→ Task details: In the material below, find every line with "zadatka" and pull it out.

[Saved data entries]
________________________
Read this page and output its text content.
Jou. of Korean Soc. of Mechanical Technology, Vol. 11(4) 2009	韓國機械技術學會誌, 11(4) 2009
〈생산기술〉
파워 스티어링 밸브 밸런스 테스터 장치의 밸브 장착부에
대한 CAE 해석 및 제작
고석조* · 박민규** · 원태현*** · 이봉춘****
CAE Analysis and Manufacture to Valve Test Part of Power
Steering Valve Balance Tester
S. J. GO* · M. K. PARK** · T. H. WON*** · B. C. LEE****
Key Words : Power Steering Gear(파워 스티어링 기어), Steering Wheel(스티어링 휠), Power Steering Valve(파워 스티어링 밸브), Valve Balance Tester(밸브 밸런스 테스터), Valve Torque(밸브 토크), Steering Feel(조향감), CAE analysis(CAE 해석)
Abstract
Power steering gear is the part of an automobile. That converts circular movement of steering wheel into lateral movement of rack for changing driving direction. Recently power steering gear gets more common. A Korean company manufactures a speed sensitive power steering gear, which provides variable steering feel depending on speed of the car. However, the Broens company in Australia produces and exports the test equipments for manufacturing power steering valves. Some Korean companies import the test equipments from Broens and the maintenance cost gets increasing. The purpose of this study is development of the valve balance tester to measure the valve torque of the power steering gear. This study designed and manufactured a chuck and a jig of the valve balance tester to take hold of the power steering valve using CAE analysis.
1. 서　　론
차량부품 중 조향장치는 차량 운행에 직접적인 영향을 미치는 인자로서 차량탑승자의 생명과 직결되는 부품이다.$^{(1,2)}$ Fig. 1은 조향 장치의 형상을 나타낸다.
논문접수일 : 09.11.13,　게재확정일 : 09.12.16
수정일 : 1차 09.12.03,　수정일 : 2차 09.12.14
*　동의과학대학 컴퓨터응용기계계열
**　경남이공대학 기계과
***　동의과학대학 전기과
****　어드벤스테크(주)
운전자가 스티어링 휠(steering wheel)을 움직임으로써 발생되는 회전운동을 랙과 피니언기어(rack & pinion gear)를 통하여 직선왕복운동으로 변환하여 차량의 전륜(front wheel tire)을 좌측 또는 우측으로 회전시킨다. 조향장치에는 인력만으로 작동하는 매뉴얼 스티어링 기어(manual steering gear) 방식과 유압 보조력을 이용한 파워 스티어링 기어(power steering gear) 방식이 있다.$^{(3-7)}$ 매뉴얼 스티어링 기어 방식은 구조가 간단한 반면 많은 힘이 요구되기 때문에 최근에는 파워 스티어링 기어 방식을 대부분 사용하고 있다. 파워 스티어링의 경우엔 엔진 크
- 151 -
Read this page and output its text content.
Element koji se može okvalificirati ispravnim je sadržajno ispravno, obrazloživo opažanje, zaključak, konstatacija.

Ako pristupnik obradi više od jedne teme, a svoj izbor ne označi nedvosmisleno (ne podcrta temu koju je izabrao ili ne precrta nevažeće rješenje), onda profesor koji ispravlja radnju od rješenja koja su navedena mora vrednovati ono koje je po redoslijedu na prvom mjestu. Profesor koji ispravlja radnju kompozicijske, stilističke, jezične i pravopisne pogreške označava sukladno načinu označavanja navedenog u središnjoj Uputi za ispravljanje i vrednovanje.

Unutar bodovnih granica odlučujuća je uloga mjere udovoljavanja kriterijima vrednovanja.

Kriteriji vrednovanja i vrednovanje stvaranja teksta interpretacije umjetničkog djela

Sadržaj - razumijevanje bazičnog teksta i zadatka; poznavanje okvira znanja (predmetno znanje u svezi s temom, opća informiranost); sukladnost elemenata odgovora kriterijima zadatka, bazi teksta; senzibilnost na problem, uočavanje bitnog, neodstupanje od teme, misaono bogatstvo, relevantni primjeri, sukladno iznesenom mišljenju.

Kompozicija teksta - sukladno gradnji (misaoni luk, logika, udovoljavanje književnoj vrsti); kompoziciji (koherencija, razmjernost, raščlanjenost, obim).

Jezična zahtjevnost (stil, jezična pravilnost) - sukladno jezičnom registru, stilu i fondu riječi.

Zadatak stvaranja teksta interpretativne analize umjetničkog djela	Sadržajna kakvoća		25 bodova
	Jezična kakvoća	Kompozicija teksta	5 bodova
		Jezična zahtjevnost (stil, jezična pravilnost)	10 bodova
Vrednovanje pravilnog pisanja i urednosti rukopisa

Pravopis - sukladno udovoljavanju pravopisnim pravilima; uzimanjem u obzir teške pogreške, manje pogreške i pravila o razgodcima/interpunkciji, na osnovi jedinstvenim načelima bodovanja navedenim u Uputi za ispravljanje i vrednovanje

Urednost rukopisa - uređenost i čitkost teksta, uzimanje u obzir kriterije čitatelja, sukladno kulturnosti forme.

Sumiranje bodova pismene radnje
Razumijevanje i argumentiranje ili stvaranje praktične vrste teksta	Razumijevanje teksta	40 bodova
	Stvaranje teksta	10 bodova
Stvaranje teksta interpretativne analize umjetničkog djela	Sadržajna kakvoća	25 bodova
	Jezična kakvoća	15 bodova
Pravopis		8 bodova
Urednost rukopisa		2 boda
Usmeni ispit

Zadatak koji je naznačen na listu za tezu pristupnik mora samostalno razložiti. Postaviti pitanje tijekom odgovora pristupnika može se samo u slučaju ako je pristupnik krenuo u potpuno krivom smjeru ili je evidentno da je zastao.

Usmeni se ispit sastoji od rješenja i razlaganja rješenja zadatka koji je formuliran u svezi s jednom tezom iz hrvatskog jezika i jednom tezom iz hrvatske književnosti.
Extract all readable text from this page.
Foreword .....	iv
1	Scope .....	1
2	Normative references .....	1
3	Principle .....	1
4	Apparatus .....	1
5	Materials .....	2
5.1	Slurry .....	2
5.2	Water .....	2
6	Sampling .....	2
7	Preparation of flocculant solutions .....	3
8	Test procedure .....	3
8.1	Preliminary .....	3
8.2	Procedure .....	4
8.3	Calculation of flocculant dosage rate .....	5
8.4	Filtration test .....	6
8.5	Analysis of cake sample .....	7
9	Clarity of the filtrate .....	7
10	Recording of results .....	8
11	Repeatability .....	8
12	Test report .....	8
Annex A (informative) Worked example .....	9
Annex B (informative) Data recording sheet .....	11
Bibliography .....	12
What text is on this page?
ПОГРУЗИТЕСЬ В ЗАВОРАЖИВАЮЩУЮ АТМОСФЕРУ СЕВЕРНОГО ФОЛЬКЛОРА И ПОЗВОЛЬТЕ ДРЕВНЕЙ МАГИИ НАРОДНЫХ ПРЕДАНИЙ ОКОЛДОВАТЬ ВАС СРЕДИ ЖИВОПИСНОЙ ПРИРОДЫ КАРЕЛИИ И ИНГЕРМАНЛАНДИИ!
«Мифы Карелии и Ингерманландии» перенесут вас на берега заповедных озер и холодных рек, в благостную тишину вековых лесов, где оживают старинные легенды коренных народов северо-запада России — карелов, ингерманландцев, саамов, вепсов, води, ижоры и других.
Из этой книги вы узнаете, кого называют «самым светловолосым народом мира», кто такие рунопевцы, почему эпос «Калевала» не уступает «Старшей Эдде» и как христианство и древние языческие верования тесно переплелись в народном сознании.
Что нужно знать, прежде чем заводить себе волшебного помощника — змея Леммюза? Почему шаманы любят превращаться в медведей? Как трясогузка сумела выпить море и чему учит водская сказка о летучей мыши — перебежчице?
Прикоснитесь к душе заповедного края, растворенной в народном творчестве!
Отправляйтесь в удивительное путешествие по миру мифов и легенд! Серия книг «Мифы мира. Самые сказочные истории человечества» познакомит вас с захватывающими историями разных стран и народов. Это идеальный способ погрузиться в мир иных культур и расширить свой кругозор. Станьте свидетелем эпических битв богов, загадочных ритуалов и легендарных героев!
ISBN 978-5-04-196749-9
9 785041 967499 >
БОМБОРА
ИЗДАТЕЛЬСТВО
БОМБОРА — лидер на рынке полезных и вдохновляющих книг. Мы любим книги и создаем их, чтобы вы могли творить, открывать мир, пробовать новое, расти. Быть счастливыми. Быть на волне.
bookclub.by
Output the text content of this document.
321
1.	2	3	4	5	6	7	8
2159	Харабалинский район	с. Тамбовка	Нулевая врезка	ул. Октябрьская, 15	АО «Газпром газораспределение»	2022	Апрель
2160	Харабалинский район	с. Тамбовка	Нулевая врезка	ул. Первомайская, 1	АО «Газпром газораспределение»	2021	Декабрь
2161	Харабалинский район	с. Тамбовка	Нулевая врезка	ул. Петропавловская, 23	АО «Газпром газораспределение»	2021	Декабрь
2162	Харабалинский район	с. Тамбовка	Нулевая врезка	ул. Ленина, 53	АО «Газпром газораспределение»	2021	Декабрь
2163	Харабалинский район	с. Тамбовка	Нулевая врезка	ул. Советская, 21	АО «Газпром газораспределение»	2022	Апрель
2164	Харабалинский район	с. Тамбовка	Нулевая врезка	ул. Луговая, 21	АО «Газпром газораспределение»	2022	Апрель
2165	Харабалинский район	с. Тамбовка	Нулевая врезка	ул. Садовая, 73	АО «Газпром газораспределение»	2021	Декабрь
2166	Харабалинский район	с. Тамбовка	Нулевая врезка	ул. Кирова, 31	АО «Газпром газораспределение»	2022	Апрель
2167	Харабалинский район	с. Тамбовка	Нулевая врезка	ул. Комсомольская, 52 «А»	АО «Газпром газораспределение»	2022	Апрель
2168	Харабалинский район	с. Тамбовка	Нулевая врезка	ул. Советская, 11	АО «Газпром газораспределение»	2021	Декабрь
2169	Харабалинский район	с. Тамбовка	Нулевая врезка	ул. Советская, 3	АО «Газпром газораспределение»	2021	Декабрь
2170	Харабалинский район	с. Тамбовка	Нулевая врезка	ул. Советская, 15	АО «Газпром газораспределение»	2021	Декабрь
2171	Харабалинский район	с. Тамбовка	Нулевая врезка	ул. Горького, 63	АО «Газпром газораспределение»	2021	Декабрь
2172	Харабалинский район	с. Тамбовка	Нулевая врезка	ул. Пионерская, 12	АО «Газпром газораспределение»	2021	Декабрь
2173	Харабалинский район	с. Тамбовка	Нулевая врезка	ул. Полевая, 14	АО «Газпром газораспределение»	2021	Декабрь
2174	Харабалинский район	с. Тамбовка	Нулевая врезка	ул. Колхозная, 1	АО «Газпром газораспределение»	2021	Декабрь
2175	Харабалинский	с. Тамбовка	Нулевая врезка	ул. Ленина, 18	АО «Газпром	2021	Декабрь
________________________
→ Exercise solution:
Sadržaj - razumijevanje bazičnog teksta i zadatka; poznavanje okvira znanja (predmetno znanje u svezi s temom, opća informiranost); sukladnost elemenata odgovora kriterijima zadatka, bazi teksta; senzibilnost na problem, uočavanje bitnog, neodstupanje od teme, misaono bogatstvo, relevantni primjeri, sukladno iznesenom mišljenju.
Usmeni se ispit sastoji od rješenja i razlaganja rješenja zadatka koji je formuliran u svezi s jednom tezom iz hrvatskog jezika i jednom tezom iz hrvatske književnosti.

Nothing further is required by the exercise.